--- Aim of the task ---
Filter the listing below, please, and copy only the lines with the word "Sobita".

--- Records provided ---
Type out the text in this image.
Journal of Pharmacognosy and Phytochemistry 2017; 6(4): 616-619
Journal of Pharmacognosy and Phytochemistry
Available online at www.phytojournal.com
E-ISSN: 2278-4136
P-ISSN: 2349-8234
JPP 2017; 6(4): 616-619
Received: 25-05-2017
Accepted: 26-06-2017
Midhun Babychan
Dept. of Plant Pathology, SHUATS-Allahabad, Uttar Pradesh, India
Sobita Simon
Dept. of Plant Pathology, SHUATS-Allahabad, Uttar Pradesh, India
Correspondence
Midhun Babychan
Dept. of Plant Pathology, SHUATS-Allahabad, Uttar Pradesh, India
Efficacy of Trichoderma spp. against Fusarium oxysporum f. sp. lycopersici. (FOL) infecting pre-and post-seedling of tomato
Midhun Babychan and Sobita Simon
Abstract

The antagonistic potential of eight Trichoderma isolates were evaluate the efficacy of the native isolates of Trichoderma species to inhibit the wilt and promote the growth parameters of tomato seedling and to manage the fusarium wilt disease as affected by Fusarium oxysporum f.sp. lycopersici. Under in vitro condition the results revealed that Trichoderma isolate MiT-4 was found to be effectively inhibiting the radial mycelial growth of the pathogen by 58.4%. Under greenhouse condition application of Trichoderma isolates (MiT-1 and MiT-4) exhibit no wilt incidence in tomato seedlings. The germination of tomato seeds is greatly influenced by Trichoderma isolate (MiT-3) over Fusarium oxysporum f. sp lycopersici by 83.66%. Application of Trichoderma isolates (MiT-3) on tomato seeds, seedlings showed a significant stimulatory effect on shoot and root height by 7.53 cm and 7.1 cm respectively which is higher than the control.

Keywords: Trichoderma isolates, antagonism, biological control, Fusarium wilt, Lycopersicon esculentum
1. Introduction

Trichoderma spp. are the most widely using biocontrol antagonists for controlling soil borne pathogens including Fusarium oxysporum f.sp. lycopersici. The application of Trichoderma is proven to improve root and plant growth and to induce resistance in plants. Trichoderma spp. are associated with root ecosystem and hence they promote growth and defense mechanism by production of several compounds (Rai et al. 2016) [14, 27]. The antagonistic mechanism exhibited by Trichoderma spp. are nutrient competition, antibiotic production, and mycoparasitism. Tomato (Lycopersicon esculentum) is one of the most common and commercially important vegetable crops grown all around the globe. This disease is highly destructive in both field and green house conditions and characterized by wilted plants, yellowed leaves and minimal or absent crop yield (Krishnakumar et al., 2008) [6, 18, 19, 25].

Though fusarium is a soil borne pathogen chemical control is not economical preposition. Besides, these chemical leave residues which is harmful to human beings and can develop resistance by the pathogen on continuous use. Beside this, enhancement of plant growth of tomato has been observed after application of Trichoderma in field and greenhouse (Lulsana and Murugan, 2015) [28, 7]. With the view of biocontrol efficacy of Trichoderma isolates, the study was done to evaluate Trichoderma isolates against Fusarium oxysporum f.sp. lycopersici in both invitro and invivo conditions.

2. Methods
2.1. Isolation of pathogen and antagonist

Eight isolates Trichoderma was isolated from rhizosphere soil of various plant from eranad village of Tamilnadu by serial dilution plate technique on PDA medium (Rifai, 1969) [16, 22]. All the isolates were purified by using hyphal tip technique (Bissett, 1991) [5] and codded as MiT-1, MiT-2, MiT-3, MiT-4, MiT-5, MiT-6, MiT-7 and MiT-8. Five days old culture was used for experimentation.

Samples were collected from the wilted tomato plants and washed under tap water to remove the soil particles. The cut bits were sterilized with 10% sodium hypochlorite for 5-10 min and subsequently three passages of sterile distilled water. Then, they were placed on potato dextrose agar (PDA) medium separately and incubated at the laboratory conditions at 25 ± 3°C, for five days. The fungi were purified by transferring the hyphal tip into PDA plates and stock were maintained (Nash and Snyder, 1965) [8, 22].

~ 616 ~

--- The answer ---
Sobita Simon
Midhun Babychan and Sobita Simon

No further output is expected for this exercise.